- [Directions for this task] Filter the records for lines holding the string "text".

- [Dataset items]
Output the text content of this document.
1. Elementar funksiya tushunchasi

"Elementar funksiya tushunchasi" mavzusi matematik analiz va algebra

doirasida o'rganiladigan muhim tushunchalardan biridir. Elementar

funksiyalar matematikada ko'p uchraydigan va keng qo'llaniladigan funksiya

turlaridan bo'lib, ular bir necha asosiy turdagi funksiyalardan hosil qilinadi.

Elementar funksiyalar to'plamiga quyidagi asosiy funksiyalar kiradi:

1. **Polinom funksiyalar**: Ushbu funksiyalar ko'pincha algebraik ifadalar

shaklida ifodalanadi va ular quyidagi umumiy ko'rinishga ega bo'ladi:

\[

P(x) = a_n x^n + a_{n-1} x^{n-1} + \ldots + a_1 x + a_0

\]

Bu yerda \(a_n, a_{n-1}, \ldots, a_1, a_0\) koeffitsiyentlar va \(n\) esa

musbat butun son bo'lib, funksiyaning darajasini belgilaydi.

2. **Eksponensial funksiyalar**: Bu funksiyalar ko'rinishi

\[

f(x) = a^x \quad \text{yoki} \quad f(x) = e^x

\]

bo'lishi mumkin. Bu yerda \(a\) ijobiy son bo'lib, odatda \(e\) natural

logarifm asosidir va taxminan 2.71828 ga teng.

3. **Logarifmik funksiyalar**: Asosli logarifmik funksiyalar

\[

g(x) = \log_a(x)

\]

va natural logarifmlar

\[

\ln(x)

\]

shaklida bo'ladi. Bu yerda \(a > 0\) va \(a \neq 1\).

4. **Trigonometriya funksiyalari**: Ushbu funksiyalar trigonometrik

- [Answer to the task]
Output the text content of this document.
f(x) = a^x \quad \text{yoki} \quad f(x) = e^x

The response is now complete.